> [Stated task]: Repeat the material in full. Keep every line exactly as it is.

> [Materials provided]:
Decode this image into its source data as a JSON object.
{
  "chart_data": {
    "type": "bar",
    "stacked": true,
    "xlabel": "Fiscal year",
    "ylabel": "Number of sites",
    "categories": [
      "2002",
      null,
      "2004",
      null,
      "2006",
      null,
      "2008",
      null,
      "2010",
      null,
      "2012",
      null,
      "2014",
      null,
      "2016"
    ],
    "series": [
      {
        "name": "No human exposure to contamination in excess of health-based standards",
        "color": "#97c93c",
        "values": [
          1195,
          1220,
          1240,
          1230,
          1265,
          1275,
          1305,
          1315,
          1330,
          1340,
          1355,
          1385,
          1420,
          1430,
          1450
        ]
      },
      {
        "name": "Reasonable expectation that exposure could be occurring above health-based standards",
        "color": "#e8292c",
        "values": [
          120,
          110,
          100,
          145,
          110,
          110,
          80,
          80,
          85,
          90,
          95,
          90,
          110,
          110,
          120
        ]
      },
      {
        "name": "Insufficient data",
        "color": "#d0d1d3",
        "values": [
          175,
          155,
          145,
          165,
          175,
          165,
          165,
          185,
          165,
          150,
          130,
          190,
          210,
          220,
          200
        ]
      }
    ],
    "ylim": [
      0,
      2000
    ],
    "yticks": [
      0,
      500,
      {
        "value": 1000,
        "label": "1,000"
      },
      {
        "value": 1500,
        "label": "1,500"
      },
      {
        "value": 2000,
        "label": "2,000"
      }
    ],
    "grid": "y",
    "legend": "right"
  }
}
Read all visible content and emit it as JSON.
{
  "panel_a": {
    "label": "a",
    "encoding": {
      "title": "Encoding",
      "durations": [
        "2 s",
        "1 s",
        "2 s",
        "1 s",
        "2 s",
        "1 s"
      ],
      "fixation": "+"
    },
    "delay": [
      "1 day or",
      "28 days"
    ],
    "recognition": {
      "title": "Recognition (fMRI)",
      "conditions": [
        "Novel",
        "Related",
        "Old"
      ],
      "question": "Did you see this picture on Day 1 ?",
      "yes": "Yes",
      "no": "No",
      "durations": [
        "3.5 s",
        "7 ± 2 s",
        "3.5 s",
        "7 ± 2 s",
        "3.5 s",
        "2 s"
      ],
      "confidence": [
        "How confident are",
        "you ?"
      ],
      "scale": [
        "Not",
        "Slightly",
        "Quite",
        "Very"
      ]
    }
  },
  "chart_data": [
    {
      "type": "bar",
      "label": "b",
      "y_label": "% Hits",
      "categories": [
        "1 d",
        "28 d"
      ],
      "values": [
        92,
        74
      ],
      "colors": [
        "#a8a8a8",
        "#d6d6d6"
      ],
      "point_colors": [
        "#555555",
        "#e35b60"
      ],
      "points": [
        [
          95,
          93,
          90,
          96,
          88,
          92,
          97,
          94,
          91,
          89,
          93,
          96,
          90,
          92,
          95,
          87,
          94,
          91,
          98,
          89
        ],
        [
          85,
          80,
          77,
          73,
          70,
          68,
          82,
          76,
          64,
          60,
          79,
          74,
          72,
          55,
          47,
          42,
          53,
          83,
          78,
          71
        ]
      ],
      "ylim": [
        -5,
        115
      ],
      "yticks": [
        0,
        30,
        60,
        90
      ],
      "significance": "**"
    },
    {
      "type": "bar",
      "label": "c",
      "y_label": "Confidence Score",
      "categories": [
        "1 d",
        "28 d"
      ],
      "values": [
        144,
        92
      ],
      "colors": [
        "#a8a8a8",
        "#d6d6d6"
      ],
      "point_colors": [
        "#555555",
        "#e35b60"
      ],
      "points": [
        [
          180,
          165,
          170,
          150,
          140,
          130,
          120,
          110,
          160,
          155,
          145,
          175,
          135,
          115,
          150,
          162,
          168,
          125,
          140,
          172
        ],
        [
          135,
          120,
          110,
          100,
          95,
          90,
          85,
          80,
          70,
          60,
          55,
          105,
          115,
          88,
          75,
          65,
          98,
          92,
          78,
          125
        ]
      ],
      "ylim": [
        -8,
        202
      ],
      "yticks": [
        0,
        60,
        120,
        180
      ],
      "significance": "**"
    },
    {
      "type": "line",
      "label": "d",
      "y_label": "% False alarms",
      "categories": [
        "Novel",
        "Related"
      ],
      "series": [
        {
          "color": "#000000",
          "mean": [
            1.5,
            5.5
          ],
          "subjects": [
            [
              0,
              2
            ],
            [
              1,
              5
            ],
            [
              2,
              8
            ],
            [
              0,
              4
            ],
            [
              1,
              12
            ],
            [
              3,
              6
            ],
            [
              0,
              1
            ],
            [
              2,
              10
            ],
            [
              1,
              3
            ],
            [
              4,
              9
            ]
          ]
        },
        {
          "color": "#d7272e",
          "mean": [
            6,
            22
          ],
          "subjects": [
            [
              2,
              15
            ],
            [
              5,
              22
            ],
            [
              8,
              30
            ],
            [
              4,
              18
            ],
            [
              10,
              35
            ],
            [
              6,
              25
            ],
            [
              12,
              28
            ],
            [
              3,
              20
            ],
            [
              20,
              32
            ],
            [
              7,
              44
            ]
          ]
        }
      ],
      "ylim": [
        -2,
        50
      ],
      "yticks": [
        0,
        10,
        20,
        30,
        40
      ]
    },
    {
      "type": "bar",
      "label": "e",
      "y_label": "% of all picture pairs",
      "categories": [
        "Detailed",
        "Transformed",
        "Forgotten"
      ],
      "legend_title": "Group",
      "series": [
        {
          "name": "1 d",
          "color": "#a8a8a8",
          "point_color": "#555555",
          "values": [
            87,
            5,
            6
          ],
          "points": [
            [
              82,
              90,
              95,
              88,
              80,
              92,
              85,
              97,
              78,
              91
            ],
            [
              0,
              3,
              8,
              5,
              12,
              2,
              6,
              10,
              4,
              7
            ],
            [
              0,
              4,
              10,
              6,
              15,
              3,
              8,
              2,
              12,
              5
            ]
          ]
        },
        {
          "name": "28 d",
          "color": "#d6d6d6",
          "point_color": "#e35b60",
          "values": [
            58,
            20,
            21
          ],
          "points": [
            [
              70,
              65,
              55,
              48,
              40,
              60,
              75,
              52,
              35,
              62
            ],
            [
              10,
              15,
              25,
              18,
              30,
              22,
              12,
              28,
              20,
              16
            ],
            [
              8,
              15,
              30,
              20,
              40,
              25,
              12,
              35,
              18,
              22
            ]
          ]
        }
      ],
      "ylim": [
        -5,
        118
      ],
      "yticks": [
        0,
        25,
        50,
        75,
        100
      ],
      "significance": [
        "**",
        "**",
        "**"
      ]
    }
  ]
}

> [Solution to the exercise]:
Decode this image into its source data as a JSON object.
{
  "chart_data": {
    "type": "bar",
    "stacked": true,
    "xlabel": "Fiscal year",
    "ylabel": "Number of sites",
    "categories": [
      "2002",
      null,
      "2004",
      null,
      "2006",
      null,
      "2008",
      null,
      "2010",
      null,
      "2012",
      null,
      "2014",
      null,
      "2016"
    ],
    "series": [
      {
        "name": "No human exposure to contamination in excess of health-based standards",
        "color": "#97c93c",
        "values": [
          1195,
          1220,
          1240,
          1230,
          1265,
          1275,
          1305,
          1315,
          1330,
          1340,
          1355,
          1385,
          1420,
          1430,
          1450
        ]
      },
      {
        "name": "Reasonable expectation that exposure could be occurring above health-based standards",
        "color": "#e8292c",
        "values": [
          120,
          110,
          100,
          145,
          110,
          110,
          80,
          80,
          85,
          90,
          95,
          90,
          110,
          110,
          120
        ]
      },
      {
        "name": "Insufficient data",
        "color": "#d0d1d3",
        "values": [
          175,
          155,
          145,
          165,
          175,
          165,
          165,
          185,
          165,
          150,
          130,
          190,
          210,
          220,
          200
        ]
      }
    ],
    "ylim": [
      0,
      2000
    ],
    "yticks": [
      0,
      500,
      {
        "value": 1000,
        "label": "1,000"
      },
      {
        "value": 1500,
        "label": "1,500"
      },
      {
        "value": 2000,
        "label": "2,000"
      }
    ],
    "grid": "y",
    "legend": "right"
  }
}
Read all visible content and emit it as JSON.
{
  "panel_a": {
    "label": "a",
    "encoding": {
      "title": "Encoding",
      "durations": [
        "2 s",
        "1 s",
        "2 s",
        "1 s",
        "2 s",
        "1 s"
      ],
      "fixation": "+"
    },
    "delay": [
      "1 day or",
      "28 days"
    ],
    "recognition": {
      "title": "Recognition (fMRI)",
      "conditions": [
        "Novel",
        "Related",
        "Old"
      ],
      "question": "Did you see this picture on Day 1 ?",
      "yes": "Yes",
      "no": "No",
      "durations": [
        "3.5 s",
        "7 ± 2 s",
        "3.5 s",
        "7 ± 2 s",
        "3.5 s",
        "2 s"
      ],
      "confidence": [
        "How confident are",
        "you ?"
      ],
      "scale": [
        "Not",
        "Slightly",
        "Quite",
        "Very"
      ]
    }
  },
  "chart_data": [
    {
      "type": "bar",
      "label": "b",
      "y_label": "% Hits",
      "categories": [
        "1 d",
        "28 d"
      ],
      "values": [
        92,
        74
      ],
      "colors": [
        "#a8a8a8",
        "#d6d6d6"
      ],
      "point_colors": [
        "#555555",
        "#e35b60"
      ],
      "points": [
        [
          95,
          93,
          90,
          96,
          88,
          92,
          97,
          94,
          91,
          89,
          93,
          96,
          90,
          92,
          95,
          87,
          94,
          91,
          98,
          89
        ],
        [
          85,
          80,
          77,
          73,
          70,
          68,
          82,
          76,
          64,
          60,
          79,
          74,
          72,
          55,
          47,
          42,
          53,
          83,
          78,
          71
        ]
      ],
      "ylim": [
        -5,
        115
      ],
      "yticks": [
        0,
        30,
        60,
        90
      ],
      "significance": "**"
    },
    {
      "type": "bar",
      "label": "c",
      "y_label": "Confidence Score",
      "categories": [
        "1 d",
        "28 d"
      ],
      "values": [
        144,
        92
      ],
      "colors": [
        "#a8a8a8",
        "#d6d6d6"
      ],
      "point_colors": [
        "#555555",
        "#e35b60"
      ],
      "points": [
        [
          180,
          165,
          170,
          150,
          140,
          130,
          120,
          110,
          160,
          155,
          145,
          175,
          135,
          115,
          150,
          162,
          168,
          125,
          140,
          172
        ],
        [
          135,
          120,
          110,
          100,
          95,
          90,
          85,
          80,
          70,
          60,
          55,
          105,
          115,
          88,
          75,
          65,
          98,
          92,
          78,
          125
        ]
      ],
      "ylim": [
        -8,
        202
      ],
      "yticks": [
        0,
        60,
        120,
        180
      ],
      "significance": "**"
    },
    {
      "type": "line",
      "label": "d",
      "y_label": "% False alarms",
      "categories": [
        "Novel",
        "Related"
      ],
      "series": [
        {
          "color": "#000000",
          "mean": [
            1.5,
            5.5
          ],
          "subjects": [
            [
              0,
              2
            ],
            [
              1,
              5
            ],
            [
              2,
              8
            ],
            [
              0,
              4
            ],
            [
              1,
              12
            ],
            [
              3,
              6
            ],
            [
              0,
              1
            ],
            [
              2,
              10
            ],
            [
              1,
              3
            ],
            [
              4,
              9
            ]
          ]
        },
        {
          "color": "#d7272e",
          "mean": [
            6,
            22
          ],
          "subjects": [
            [
              2,
              15
            ],
            [
              5,
              22
            ],
            [
              8,
              30
            ],
            [
              4,
              18
            ],
            [
              10,
              35
            ],
            [
              6,
              25
            ],
            [
              12,
              28
            ],
            [
              3,
              20
            ],
            [
              20,
              32
            ],
            [
              7,
              44
            ]
          ]
        }
      ],
      "ylim": [
        -2,
        50
      ],
      "yticks": [
        0,
        10,
        20,
        30,
        40
      ]
    },
    {
      "type": "bar",
      "label": "e",
      "y_label": "% of all picture pairs",
      "categories": [
        "Detailed",
        "Transformed",
        "Forgotten"
      ],
      "legend_title": "Group",
      "series": [
        {
          "name": "1 d",
          "color": "#a8a8a8",
          "point_color": "#555555",
          "values": [
            87,
            5,
            6
          ],
          "points": [
            [
              82,
              90,
              95,
              88,
              80,
              92,
              85,
              97,
              78,
              91
            ],
            [
              0,
              3,
              8,
              5,
              12,
              2,
              6,
              10,
              4,
              7
            ],
            [
              0,
              4,
              10,
              6,
              15,
              3,
              8,
              2,
              12,
              5
            ]
          ]
        },
        {
          "name": "28 d",
          "color": "#d6d6d6",
          "point_color": "#e35b60",
          "values": [
            58,
            20,
            21
          ],
          "points": [
            [
              70,
              65,
              55,
              48,
              40,
              60,
              75,
              52,
              35,
              62
            ],
            [
              10,
              15,
              25,
              18,
              30,
              22,
              12,
              28,
              20,
              16
            ],
            [
              8,
              15,
              30,
              20,
              40,
              25,
              12,
              35,
              18,
              22
            ]
          ]
        }
      ],
      "ylim": [
        -5,
        118
      ],
      "yticks": [
        0,
        25,
        50,
        75,
        100
      ],
      "significance": [
        "**",
        "**",
        "**"
      ]
    }
  ]
}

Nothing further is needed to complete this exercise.